(Data entries)
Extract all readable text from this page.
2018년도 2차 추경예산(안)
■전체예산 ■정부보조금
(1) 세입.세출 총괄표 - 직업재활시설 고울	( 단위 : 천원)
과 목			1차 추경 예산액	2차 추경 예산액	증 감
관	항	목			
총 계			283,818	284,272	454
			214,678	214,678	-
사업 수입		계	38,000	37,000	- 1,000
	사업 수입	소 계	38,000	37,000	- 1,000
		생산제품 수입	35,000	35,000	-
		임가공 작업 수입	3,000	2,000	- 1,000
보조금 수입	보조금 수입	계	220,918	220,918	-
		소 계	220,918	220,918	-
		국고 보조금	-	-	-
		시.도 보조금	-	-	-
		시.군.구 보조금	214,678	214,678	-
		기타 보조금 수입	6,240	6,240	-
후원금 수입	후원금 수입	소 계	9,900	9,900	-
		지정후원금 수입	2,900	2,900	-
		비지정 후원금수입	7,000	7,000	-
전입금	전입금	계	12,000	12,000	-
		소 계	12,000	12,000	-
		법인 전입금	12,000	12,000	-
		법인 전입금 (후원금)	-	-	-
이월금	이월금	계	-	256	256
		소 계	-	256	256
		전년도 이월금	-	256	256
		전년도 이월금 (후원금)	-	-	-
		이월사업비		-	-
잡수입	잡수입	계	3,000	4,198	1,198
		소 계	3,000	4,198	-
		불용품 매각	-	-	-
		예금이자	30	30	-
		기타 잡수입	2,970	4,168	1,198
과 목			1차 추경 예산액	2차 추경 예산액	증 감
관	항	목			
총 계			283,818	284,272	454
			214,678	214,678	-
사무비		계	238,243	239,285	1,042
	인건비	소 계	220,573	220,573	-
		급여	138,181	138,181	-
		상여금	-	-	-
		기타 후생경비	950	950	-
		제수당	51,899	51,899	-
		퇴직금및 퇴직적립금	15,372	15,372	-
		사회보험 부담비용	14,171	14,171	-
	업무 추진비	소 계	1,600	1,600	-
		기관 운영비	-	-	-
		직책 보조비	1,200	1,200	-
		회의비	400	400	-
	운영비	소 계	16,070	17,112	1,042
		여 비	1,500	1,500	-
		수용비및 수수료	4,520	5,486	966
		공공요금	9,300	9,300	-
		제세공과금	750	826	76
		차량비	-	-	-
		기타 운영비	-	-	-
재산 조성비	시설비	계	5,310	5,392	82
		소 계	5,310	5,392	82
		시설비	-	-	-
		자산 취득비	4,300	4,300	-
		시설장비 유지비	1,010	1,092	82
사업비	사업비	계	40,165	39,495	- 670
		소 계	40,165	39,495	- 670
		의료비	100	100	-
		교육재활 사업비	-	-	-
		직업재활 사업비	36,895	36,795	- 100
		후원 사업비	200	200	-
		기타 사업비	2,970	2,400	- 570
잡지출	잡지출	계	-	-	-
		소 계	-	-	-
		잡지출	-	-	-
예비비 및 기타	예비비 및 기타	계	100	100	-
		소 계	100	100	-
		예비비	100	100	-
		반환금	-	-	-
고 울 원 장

== GOAL OF THE EXERCISE ==
Generate an exact reproduction of all entries.

== EXPECTED OUTPUT ==
Extract all readable text from this page.
2018년도 2차 추경예산(안)
■전체예산 ■정부보조금
(1) 세입.세출 총괄표 - 직업재활시설 고울	( 단위 : 천원)
과 목			1차 추경 예산액	2차 추경 예산액	증 감
관	항	목			
총 계			283,818	284,272	454
			214,678	214,678	-
사업 수입		계	38,000	37,000	- 1,000
	사업 수입	소 계	38,000	37,000	- 1,000
		생산제품 수입	35,000	35,000	-
		임가공 작업 수입	3,000	2,000	- 1,000
보조금 수입	보조금 수입	계	220,918	220,918	-
		소 계	220,918	220,918	-
		국고 보조금	-	-	-
		시.도 보조금	-	-	-
		시.군.구 보조금	214,678	214,678	-
		기타 보조금 수입	6,240	6,240	-
후원금 수입	후원금 수입	소 계	9,900	9,900	-
		지정후원금 수입	2,900	2,900	-
		비지정 후원금수입	7,000	7,000	-
전입금	전입금	계	12,000	12,000	-
		소 계	12,000	12,000	-
		법인 전입금	12,000	12,000	-
		법인 전입금 (후원금)	-	-	-
이월금	이월금	계	-	256	256
		소 계	-	256	256
		전년도 이월금	-	256	256
		전년도 이월금 (후원금)	-	-	-
		이월사업비		-	-
잡수입	잡수입	계	3,000	4,198	1,198
		소 계	3,000	4,198	-
		불용품 매각	-	-	-
		예금이자	30	30	-
		기타 잡수입	2,970	4,168	1,198
과 목			1차 추경 예산액	2차 추경 예산액	증 감
관	항	목			
총 계			283,818	284,272	454
			214,678	214,678	-
사무비		계	238,243	239,285	1,042
	인건비	소 계	220,573	220,573	-
		급여	138,181	138,181	-
		상여금	-	-	-
		기타 후생경비	950	950	-
		제수당	51,899	51,899	-
		퇴직금및 퇴직적립금	15,372	15,372	-
		사회보험 부담비용	14,171	14,171	-
	업무 추진비	소 계	1,600	1,600	-
		기관 운영비	-	-	-
		직책 보조비	1,200	1,200	-
		회의비	400	400	-
	운영비	소 계	16,070	17,112	1,042
		여 비	1,500	1,500	-
		수용비및 수수료	4,520	5,486	966
		공공요금	9,300	9,300	-
		제세공과금	750	826	76
		차량비	-	-	-
		기타 운영비	-	-	-
재산 조성비	시설비	계	5,310	5,392	82
		소 계	5,310	5,392	82
		시설비	-	-	-
		자산 취득비	4,300	4,300	-
		시설장비 유지비	1,010	1,092	82
사업비	사업비	계	40,165	39,495	- 670
		소 계	40,165	39,495	- 670
		의료비	100	100	-
		교육재활 사업비	-	-	-
		직업재활 사업비	36,895	36,795	- 100
		후원 사업비	200	200	-
		기타 사업비	2,970	2,400	- 570
잡지출	잡지출	계	-	-	-
		소 계	-	-	-
		잡지출	-	-	-
예비비 및 기타	예비비 및 기타	계	100	100	-
		소 계	100	100	-
		예비비	100	100	-
		반환금	-	-	-
고 울 원 장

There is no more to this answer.